_SHORT TASK_
Transcribe each record exactly. Include every one.

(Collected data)
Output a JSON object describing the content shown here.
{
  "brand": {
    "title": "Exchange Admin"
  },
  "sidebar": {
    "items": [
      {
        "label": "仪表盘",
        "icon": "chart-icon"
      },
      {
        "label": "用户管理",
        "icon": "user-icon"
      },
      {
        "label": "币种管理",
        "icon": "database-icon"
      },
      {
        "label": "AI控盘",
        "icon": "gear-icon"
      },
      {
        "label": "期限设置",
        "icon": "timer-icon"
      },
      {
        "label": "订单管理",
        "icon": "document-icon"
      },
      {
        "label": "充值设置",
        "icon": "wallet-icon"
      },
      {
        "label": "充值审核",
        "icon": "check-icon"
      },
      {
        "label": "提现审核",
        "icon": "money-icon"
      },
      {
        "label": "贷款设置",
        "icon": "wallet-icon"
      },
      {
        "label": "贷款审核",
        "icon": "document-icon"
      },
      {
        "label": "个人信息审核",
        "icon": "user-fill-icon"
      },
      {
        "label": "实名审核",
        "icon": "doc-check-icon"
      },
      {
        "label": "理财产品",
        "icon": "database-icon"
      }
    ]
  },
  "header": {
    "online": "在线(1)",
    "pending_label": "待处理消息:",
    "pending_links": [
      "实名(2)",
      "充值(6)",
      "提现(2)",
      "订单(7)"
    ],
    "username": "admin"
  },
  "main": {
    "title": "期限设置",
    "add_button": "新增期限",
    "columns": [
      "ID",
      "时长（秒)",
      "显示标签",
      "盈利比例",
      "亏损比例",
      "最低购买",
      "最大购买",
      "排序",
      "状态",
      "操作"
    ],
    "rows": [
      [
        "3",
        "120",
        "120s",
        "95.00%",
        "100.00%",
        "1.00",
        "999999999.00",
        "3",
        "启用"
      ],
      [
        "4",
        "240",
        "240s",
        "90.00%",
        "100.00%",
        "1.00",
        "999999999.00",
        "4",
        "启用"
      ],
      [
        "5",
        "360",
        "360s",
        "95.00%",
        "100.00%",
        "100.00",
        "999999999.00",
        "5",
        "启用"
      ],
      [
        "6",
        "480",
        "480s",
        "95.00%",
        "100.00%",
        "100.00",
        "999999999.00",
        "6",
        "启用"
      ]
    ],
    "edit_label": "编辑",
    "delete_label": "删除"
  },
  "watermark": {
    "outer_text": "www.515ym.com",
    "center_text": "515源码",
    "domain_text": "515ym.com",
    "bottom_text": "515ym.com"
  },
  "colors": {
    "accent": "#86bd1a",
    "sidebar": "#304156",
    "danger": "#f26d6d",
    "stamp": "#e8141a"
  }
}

_REPLY_
Output a JSON object describing the content shown here.
{
  "brand": {
    "title": "Exchange Admin"
  },
  "sidebar": {
    "items": [
      {
        "label": "仪表盘",
        "icon": "chart-icon"
      },
      {
        "label": "用户管理",
        "icon": "user-icon"
      },
      {
        "label": "币种管理",
        "icon": "database-icon"
      },
      {
        "label": "AI控盘",
        "icon": "gear-icon"
      },
      {
        "label": "期限设置",
        "icon": "timer-icon"
      },
      {
        "label": "订单管理",
        "icon": "document-icon"
      },
      {
        "label": "充值设置",
        "icon": "wallet-icon"
      },
      {
        "label": "充值审核",
        "icon": "check-icon"
      },
      {
        "label": "提现审核",
        "icon": "money-icon"
      },
      {
        "label": "贷款设置",
        "icon": "wallet-icon"
      },
      {
        "label": "贷款审核",
        "icon": "document-icon"
      },
      {
        "label": "个人信息审核",
        "icon": "user-fill-icon"
      },
      {
        "label": "实名审核",
        "icon": "doc-check-icon"
      },
      {
        "label": "理财产品",
        "icon": "database-icon"
      }
    ]
  },
  "header": {
    "online": "在线(1)",
    "pending_label": "待处理消息:",
    "pending_links": [
      "实名(2)",
      "充值(6)",
      "提现(2)",
      "订单(7)"
    ],
    "username": "admin"
  },
  "main": {
    "title": "期限设置",
    "add_button": "新增期限",
    "columns": [
      "ID",
      "时长（秒)",
      "显示标签",
      "盈利比例",
      "亏损比例",
      "最低购买",
      "最大购买",
      "排序",
      "状态",
      "操作"
    ],
    "rows": [
      [
        "3",
        "120",
        "120s",
        "95.00%",
        "100.00%",
        "1.00",
        "999999999.00",
        "3",
        "启用"
      ],
      [
        "4",
        "240",
        "240s",
        "90.00%",
        "100.00%",
        "1.00",
        "999999999.00",
        "4",
        "启用"
      ],
      [
        "5",
        "360",
        "360s",
        "95.00%",
        "100.00%",
        "100.00",
        "999999999.00",
        "5",
        "启用"
      ],
      [
        "6",
        "480",
        "480s",
        "95.00%",
        "100.00%",
        "100.00",
        "999999999.00",
        "6",
        "启用"
      ]
    ],
    "edit_label": "编辑",
    "delete_label": "删除"
  },
  "watermark": {
    "outer_text": "www.515ym.com",
    "center_text": "515源码",
    "domain_text": "515ym.com",
    "bottom_text": "515ym.com"
  },
  "colors": {
    "accent": "#86bd1a",
    "sidebar": "#304156",
    "danger": "#f26d6d",
    "stamp": "#e8141a"
  }
}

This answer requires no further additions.